— begin Provided records —

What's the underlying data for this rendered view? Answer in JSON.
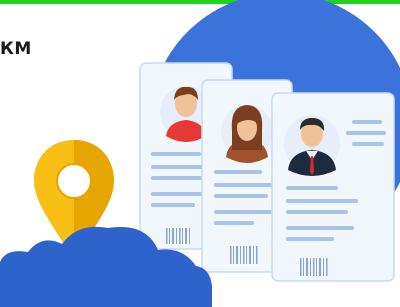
{
  "header": {
    "cropped_text": "КМ"
  },
  "illustration": {
    "icons": [
      "map-pin-icon",
      "cloud-icon",
      "person-icon"
    ],
    "colors": {
      "topbar": "#1fd41b",
      "circle": "#3b73db",
      "cloud": "#2f63cc",
      "pin": "#f7be16",
      "card": "#f2f7fd",
      "lines": "#a9c3ea"
    }
  }
}
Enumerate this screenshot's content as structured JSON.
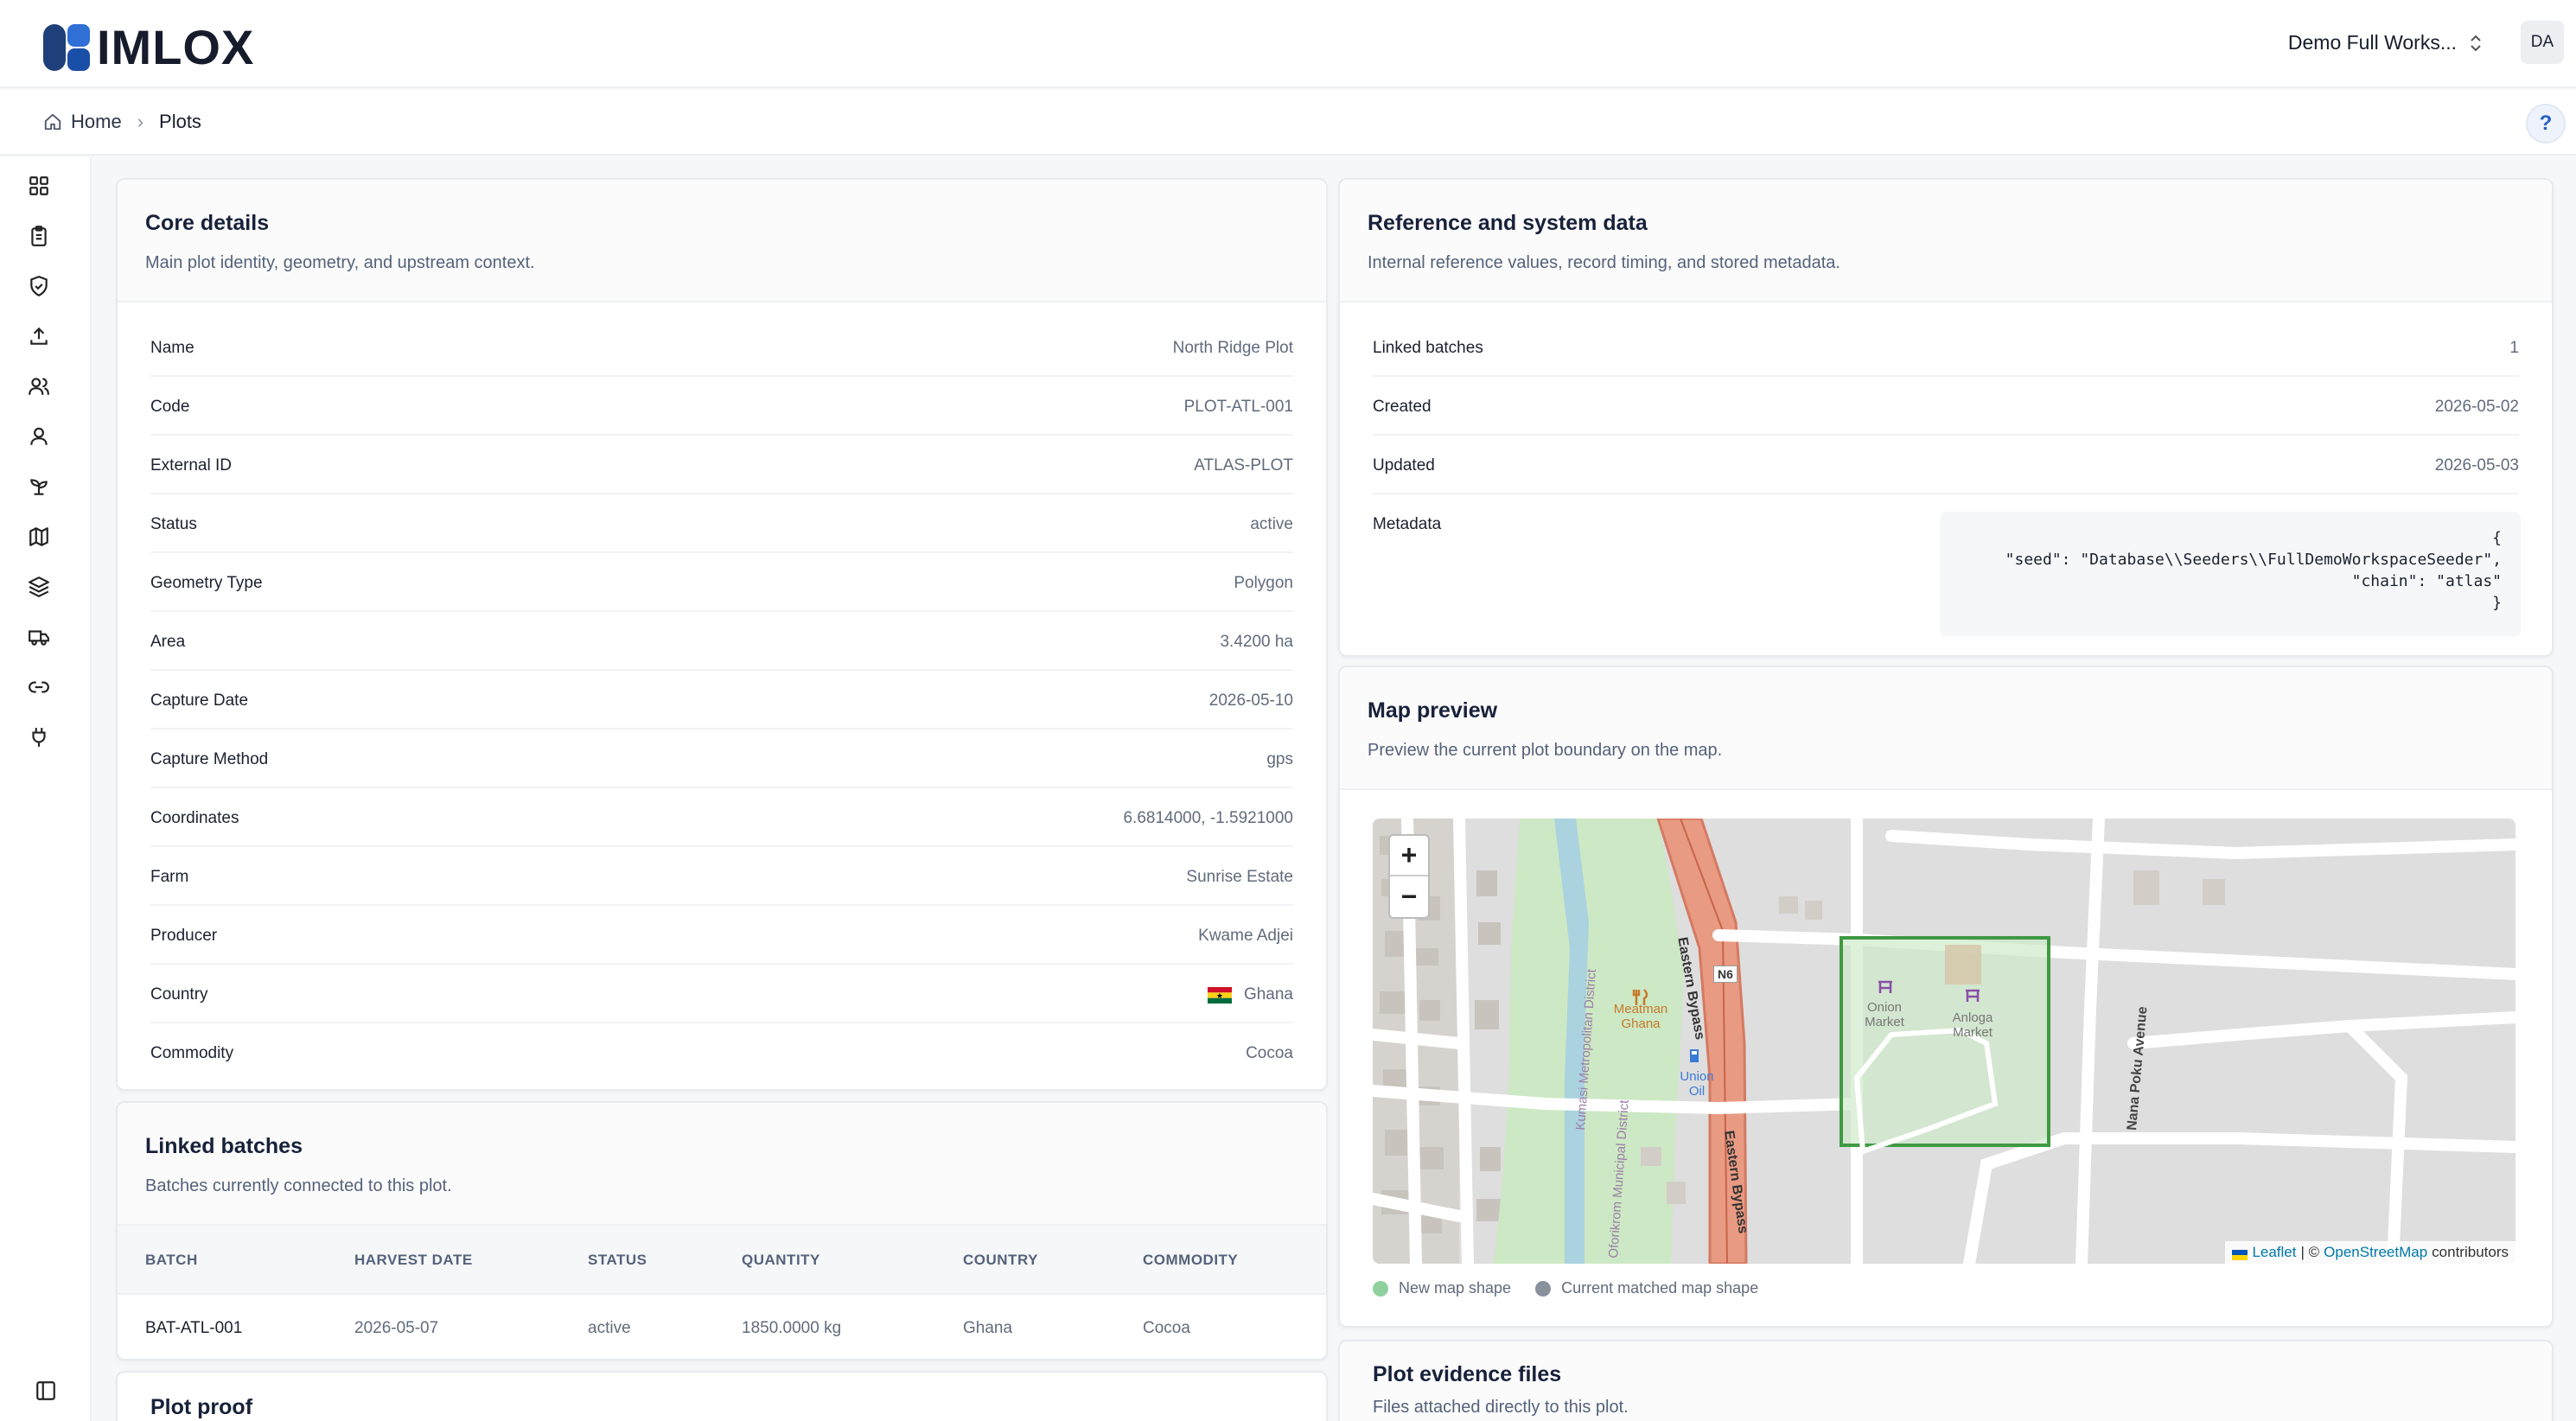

— end Provided records —

Make an exact copy of all the material, but keep the pictures out of it.

Answer to this task:
What's the underlying data for this rendered view? Answer in JSON.
{
  "header": {
    "cropped_text": "КМ"
  },
  "illustration": {
    "icons": [
      "map-pin-icon",
      "cloud-icon",
      "person-icon"
    ],
    "colors": {
      "topbar": "#1fd41b",
      "circle": "#3b73db",
      "cloud": "#2f63cc",
      "pin": "#f7be16",
      "card": "#f2f7fd",
      "lines": "#a9c3ea"
    }
  }
}
Enumerate this screenshot's content as structured JSON.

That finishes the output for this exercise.